Problem statement =>
Every line holding the string "Carbon" should be gathered.

Provided information =>
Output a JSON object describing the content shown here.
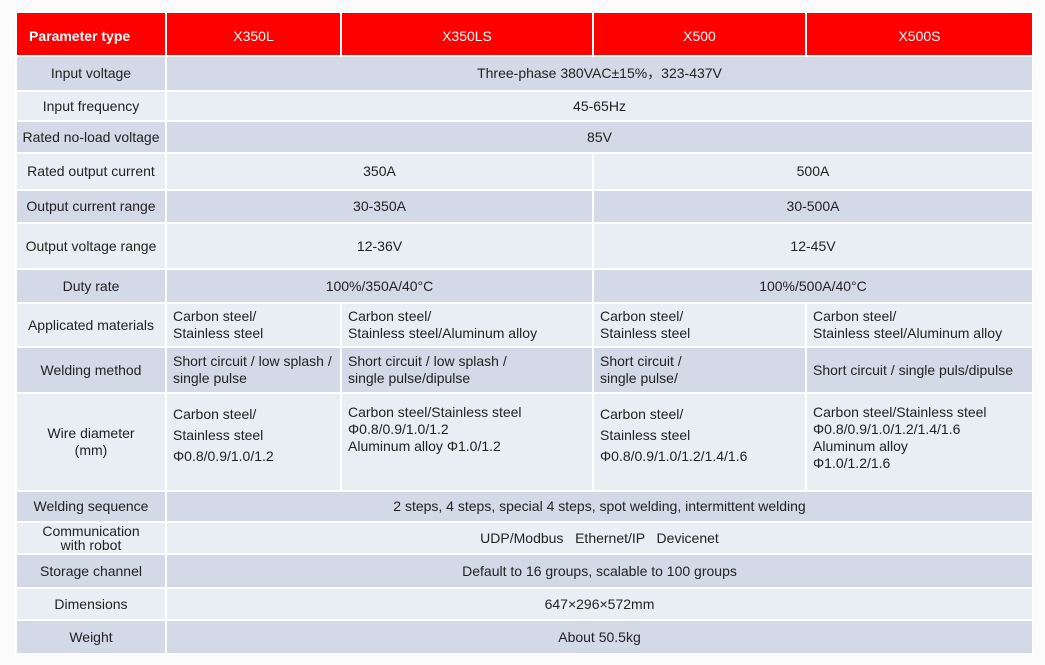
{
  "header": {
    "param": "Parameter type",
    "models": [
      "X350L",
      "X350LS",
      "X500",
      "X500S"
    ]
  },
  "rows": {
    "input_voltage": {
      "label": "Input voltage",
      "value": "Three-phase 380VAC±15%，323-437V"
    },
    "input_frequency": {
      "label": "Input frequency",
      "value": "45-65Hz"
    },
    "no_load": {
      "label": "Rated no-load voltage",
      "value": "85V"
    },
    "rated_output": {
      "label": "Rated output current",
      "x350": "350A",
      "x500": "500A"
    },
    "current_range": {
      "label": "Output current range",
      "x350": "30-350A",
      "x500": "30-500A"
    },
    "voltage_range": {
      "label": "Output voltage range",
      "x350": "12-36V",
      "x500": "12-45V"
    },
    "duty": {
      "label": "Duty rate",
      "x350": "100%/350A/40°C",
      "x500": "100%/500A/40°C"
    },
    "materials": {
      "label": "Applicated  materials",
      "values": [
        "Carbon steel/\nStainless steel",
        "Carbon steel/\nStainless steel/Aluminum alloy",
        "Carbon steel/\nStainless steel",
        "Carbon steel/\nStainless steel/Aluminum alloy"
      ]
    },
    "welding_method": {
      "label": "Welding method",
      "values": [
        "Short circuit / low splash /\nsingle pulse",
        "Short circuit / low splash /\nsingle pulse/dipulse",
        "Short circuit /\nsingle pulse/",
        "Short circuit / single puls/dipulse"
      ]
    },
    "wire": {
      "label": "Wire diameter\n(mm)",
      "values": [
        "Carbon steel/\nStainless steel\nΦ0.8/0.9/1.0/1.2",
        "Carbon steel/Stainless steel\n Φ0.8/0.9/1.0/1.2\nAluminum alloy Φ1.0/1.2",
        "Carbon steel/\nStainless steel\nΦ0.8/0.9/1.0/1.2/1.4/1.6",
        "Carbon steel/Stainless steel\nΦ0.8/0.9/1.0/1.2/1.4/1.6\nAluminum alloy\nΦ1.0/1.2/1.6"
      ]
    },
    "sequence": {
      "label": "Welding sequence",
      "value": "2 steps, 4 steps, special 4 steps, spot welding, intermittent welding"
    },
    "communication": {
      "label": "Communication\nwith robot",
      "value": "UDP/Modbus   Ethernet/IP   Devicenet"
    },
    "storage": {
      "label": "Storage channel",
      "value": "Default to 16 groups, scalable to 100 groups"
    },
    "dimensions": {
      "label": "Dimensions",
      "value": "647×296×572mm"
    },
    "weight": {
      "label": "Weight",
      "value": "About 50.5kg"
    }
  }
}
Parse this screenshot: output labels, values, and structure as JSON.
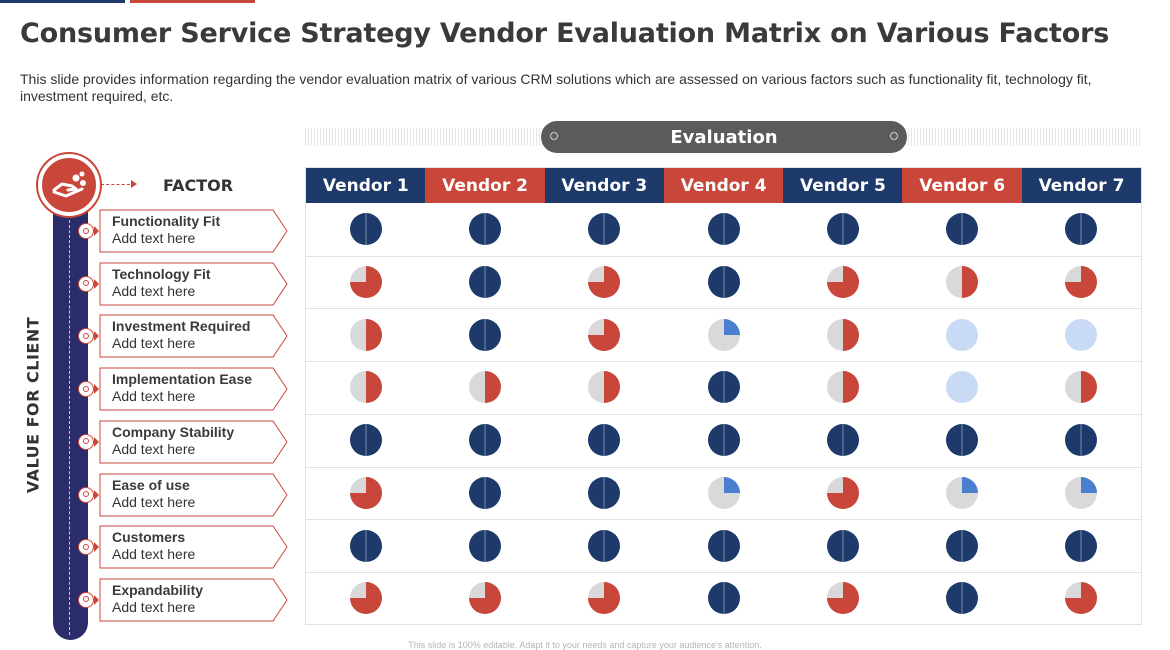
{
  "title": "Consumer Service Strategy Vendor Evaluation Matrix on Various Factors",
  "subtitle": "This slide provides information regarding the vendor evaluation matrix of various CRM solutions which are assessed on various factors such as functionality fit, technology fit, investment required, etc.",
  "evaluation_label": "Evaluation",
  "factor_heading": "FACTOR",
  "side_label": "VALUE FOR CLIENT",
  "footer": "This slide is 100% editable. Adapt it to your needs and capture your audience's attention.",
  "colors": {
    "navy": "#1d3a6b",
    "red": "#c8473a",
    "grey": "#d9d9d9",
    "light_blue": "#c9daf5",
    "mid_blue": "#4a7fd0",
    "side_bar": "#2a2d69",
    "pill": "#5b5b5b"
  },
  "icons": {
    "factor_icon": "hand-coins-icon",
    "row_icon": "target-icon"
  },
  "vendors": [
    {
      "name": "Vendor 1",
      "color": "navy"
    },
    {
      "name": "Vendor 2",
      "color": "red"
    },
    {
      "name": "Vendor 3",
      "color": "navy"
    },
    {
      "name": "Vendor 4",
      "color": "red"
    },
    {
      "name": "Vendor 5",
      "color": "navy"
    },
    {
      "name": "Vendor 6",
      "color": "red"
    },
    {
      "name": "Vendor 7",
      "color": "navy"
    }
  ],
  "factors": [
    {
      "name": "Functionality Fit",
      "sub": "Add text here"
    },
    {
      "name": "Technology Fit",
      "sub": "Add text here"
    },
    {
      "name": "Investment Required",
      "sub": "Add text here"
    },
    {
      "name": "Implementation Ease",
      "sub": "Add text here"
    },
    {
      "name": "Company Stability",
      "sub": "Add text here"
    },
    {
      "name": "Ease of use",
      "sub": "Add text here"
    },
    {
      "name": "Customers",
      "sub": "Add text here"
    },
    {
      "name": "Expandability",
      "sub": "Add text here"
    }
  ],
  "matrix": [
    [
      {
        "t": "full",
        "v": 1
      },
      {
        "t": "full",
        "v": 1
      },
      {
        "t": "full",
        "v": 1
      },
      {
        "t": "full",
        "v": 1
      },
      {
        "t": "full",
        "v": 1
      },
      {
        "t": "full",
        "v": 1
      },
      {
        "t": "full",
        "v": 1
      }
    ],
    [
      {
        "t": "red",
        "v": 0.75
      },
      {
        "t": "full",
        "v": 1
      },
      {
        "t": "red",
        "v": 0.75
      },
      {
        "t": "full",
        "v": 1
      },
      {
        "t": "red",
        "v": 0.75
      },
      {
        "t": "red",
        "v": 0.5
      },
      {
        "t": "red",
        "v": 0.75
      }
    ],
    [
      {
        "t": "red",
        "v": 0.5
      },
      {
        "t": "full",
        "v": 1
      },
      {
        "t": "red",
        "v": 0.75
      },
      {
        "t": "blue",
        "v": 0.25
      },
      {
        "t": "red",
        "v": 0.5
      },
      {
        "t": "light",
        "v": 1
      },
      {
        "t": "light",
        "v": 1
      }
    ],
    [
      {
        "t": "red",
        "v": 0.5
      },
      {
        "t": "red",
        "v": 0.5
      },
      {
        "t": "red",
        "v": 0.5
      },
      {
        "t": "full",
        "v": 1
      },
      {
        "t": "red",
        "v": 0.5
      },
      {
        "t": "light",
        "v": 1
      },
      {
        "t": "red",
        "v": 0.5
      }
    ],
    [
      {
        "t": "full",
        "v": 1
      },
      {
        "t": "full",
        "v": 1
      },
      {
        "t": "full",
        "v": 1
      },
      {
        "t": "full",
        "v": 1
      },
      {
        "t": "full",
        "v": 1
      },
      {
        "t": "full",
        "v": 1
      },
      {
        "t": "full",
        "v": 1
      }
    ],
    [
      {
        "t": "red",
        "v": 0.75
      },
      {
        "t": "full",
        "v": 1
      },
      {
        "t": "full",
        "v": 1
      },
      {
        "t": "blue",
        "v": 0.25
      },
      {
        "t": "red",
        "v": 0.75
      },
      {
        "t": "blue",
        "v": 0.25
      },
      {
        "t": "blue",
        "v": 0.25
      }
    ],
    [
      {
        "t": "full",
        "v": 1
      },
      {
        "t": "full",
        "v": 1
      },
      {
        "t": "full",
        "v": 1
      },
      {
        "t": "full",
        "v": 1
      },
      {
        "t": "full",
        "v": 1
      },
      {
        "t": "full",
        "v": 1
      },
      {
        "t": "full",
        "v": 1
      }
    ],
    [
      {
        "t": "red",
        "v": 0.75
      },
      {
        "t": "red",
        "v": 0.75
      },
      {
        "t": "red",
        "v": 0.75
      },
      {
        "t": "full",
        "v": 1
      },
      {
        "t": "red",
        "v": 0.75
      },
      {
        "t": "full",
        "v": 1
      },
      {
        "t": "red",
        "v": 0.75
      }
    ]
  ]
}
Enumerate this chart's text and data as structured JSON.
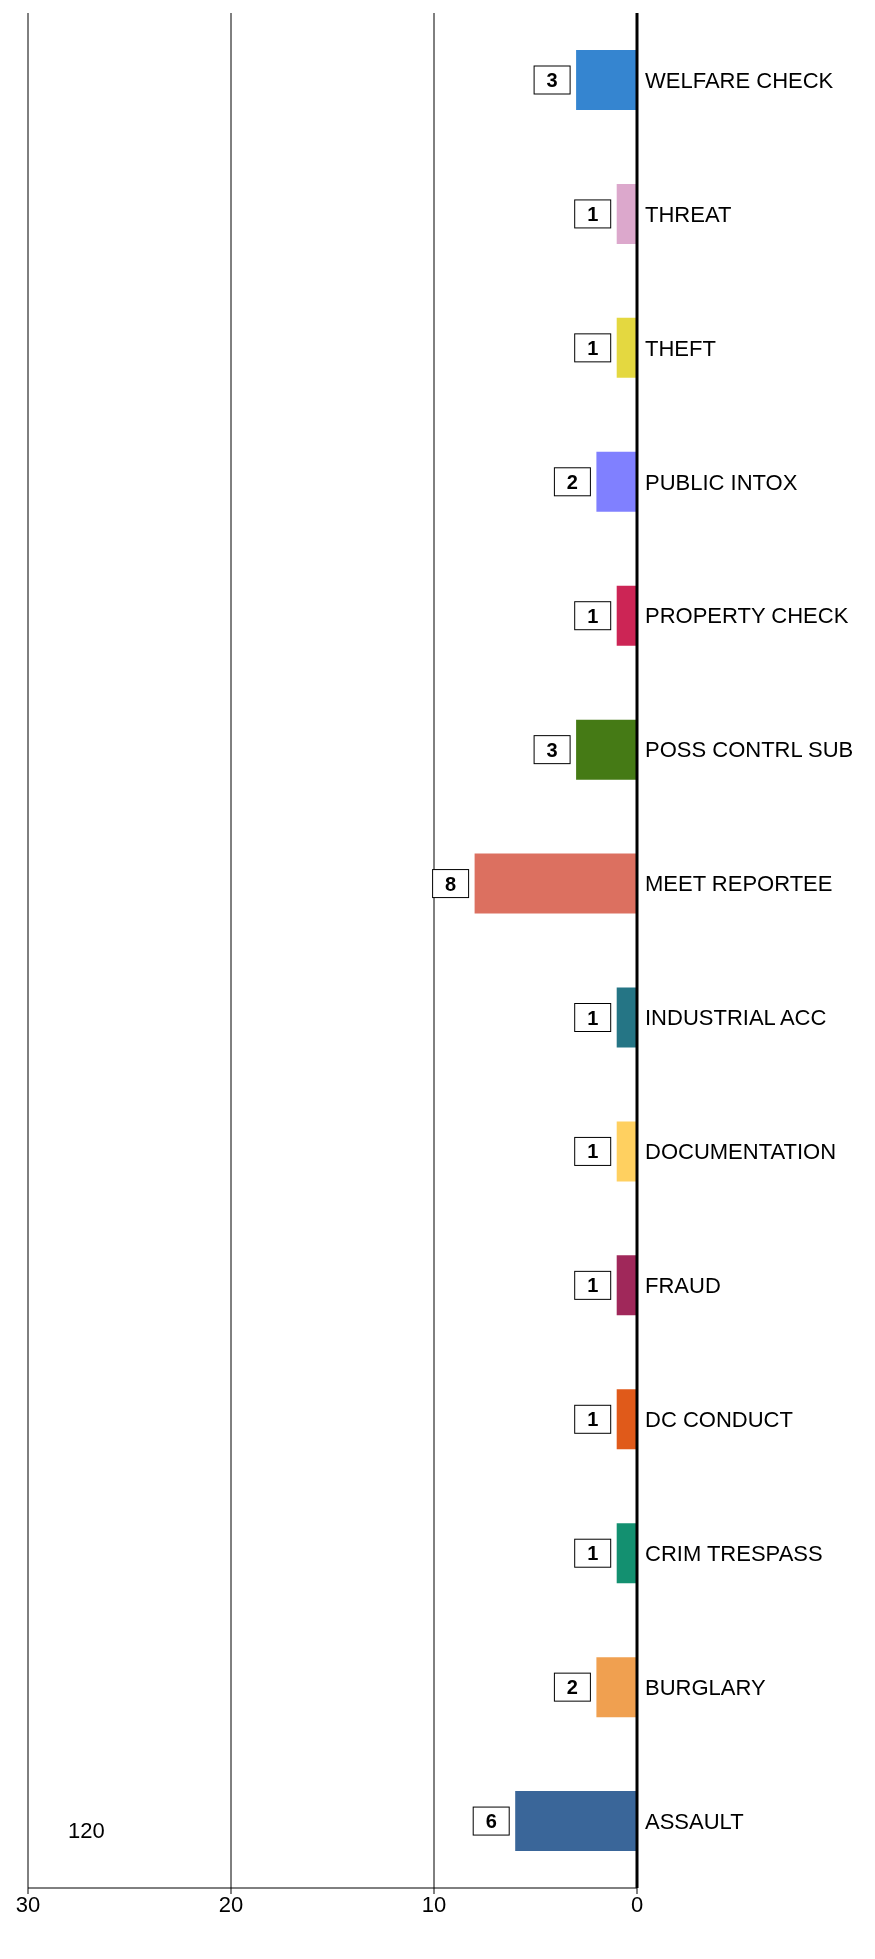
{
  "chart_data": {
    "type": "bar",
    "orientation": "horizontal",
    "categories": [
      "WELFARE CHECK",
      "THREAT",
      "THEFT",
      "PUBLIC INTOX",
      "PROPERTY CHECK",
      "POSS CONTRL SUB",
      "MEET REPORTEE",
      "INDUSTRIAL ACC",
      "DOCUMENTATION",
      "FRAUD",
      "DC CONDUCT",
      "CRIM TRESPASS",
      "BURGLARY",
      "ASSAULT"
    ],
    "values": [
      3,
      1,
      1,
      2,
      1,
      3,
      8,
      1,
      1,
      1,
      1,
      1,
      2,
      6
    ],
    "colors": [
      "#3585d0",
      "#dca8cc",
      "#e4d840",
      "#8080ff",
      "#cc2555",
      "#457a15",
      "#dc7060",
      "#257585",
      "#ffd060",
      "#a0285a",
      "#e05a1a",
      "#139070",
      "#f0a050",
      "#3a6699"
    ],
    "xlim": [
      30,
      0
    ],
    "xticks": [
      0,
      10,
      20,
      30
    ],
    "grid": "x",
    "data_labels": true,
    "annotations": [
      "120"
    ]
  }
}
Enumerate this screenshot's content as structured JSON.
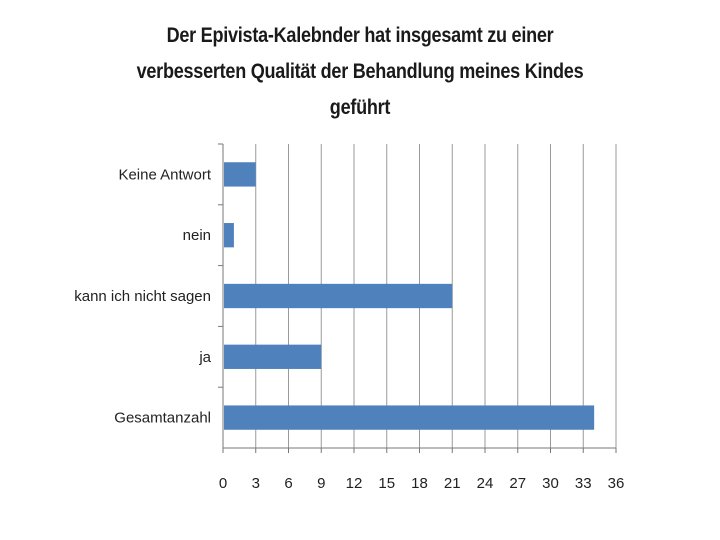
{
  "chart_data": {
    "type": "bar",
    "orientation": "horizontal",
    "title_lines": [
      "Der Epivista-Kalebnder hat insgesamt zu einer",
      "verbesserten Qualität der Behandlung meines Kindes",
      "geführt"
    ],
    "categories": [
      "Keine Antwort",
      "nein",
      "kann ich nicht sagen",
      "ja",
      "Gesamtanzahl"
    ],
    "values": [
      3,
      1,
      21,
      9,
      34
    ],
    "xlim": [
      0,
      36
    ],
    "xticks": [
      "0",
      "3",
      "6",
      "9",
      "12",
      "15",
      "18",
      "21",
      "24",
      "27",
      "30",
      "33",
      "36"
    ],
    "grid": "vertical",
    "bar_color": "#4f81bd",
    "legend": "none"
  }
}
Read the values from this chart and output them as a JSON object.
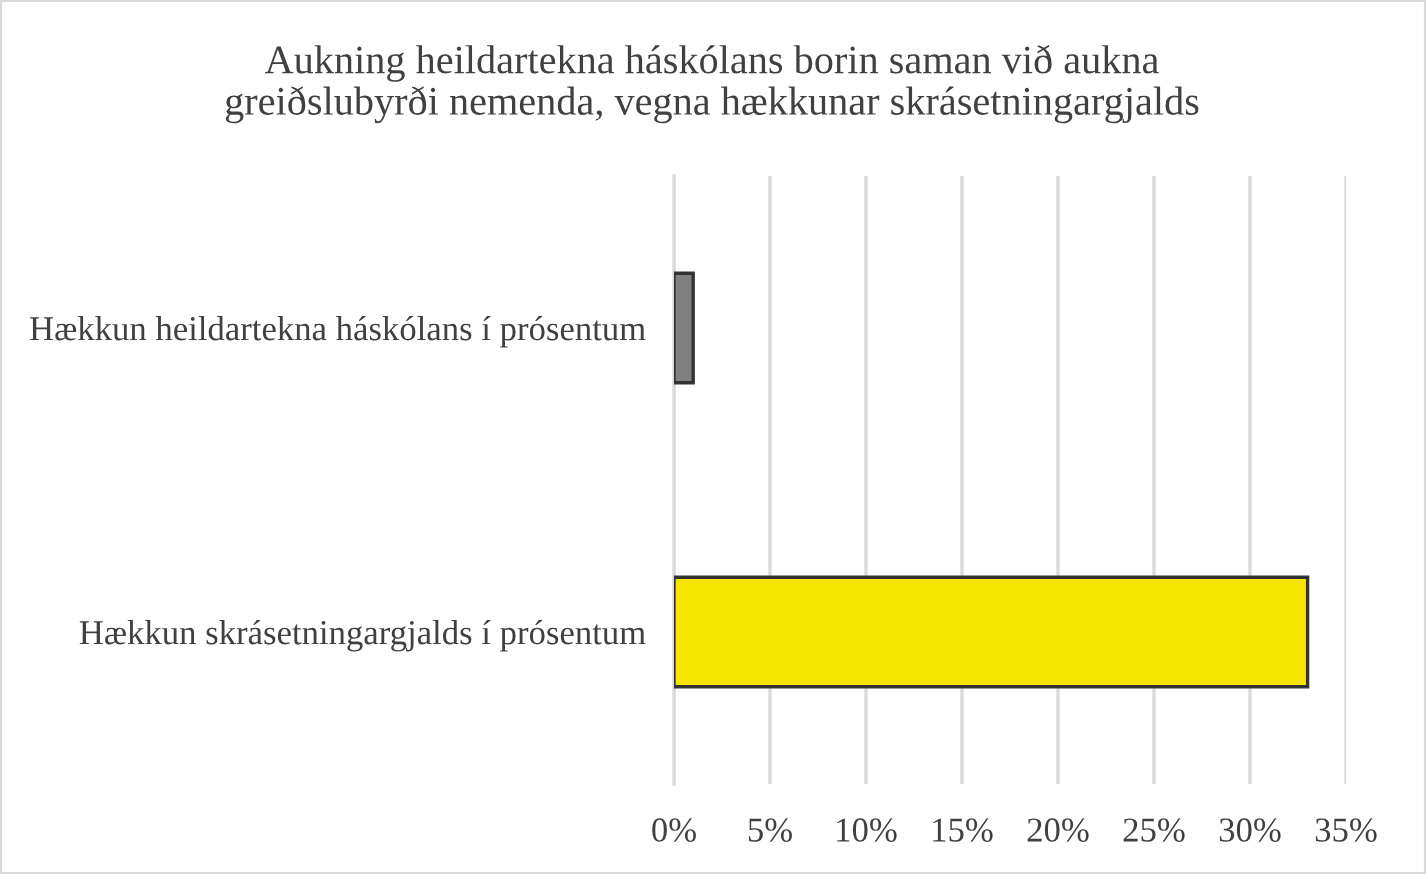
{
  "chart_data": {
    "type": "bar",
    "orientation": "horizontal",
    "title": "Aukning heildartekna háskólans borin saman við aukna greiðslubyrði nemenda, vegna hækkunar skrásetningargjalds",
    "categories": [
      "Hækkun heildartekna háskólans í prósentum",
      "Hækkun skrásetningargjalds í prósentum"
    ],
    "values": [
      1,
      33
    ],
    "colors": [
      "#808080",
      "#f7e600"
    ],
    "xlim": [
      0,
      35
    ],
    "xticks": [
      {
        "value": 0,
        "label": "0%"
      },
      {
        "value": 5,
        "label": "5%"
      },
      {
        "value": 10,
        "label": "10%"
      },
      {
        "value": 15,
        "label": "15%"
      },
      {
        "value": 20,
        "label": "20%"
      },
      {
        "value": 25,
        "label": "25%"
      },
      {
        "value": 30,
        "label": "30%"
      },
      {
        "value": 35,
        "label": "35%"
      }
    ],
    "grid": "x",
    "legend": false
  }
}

Output below =>
        "Carbon steel/\nStainless steel",
        "Carbon steel/\nStainless steel/Aluminum alloy",
        "Carbon steel/\nStainless steel",
        "Carbon steel/\nStainless steel/Aluminum alloy"
        "Carbon steel/\nStainless steel\nΦ0.8/0.9/1.0/1.2",
        "Carbon steel/Stainless steel\n Φ0.8/0.9/1.0/1.2\nAluminum alloy Φ1.0/1.2",
        "Carbon steel/\nStainless steel\nΦ0.8/0.9/1.0/1.2/1.4/1.6",
        "Carbon steel/Stainless steel\nΦ0.8/0.9/1.0/1.2/1.4/1.6\nAluminum alloy\nΦ1.0/1.2/1.6"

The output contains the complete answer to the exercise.